-- YOUR GOAL --
Pick out and copy every line below that has the word "James".

-- PROVIDED RECORDS --
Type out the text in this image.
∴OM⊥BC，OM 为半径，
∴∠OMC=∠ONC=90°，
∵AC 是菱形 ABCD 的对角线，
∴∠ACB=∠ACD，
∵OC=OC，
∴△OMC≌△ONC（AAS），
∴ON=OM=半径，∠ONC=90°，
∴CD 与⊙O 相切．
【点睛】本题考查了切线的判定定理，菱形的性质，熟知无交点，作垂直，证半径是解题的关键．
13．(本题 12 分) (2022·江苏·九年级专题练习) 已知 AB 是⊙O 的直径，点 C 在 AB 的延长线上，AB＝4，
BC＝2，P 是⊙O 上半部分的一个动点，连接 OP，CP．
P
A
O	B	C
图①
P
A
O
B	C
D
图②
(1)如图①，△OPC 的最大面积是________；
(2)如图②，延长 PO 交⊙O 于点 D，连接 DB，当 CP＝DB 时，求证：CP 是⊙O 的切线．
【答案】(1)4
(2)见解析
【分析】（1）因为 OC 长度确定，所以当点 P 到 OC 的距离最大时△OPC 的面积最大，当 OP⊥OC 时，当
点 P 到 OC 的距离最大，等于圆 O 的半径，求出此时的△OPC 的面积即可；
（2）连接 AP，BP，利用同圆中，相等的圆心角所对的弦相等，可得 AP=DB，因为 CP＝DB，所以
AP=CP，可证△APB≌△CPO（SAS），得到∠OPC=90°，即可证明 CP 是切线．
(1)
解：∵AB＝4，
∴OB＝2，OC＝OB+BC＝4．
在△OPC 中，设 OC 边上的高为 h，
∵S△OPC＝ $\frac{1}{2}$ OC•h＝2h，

--

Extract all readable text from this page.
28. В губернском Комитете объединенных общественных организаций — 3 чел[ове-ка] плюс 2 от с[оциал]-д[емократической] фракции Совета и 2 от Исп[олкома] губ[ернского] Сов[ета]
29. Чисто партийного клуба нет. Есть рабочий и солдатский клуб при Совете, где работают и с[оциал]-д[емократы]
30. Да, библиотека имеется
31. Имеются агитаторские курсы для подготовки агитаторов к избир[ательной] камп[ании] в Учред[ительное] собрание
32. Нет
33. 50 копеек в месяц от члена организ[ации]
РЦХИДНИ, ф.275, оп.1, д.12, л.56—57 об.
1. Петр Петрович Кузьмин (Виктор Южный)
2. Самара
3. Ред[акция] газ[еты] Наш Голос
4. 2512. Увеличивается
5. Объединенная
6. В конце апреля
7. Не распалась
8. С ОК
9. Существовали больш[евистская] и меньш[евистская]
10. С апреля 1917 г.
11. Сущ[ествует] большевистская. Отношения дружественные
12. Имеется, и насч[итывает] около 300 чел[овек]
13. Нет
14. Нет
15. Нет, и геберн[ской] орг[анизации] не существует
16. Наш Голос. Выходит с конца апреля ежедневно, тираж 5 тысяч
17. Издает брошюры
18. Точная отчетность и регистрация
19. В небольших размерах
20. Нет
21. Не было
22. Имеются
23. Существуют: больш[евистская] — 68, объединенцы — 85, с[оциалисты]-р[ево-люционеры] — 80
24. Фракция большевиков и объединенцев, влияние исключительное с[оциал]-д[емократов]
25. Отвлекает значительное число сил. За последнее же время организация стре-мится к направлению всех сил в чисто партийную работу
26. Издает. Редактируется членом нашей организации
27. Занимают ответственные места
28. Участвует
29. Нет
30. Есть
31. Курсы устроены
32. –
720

--

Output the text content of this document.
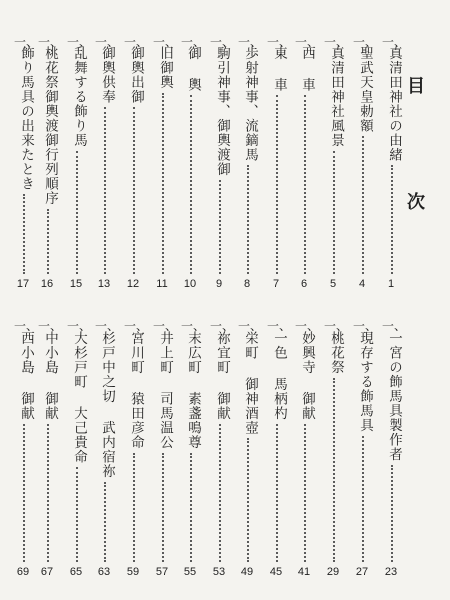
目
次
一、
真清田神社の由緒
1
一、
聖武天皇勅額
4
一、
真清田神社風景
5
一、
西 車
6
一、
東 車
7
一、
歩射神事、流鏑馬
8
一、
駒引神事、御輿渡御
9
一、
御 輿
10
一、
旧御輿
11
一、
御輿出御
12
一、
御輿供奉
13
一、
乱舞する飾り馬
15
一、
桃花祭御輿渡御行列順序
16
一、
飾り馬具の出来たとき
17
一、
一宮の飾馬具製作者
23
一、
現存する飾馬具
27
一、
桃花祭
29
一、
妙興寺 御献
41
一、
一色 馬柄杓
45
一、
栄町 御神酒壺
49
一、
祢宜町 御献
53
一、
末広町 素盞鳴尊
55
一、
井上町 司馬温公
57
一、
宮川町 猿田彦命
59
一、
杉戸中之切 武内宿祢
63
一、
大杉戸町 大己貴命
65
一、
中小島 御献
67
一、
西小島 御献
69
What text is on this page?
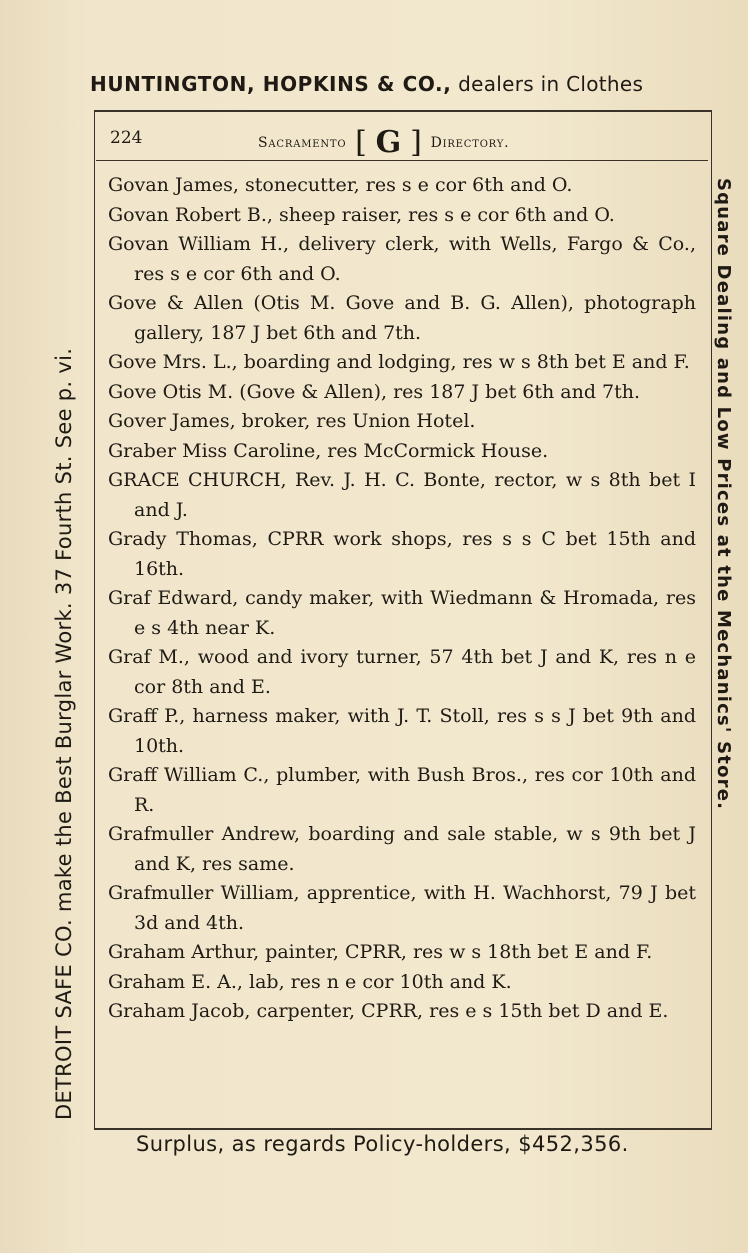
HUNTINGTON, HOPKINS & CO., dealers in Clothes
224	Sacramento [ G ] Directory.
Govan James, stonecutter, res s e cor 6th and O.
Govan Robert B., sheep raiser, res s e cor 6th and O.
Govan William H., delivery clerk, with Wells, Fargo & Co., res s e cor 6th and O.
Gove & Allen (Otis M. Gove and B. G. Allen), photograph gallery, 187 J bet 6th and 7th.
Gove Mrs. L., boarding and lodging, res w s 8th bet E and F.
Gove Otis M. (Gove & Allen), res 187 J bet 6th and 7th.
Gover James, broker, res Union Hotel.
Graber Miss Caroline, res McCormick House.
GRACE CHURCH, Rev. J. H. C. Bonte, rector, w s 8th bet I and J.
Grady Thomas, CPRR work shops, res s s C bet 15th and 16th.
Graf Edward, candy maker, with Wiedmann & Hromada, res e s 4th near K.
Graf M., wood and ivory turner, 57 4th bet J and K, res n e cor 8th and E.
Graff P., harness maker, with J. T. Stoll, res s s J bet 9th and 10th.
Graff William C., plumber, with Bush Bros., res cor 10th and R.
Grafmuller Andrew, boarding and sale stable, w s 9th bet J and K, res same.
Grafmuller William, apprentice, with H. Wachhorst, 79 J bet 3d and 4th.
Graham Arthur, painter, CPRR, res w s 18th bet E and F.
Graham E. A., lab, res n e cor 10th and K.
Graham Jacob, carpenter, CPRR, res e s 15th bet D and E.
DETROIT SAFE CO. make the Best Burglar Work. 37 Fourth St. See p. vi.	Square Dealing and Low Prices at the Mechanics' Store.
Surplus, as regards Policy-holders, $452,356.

-- RESPONSE TO THIS TASK --
Govan James, stonecutter, res s e cor 6th and O.
Gover James, broker, res Union Hotel.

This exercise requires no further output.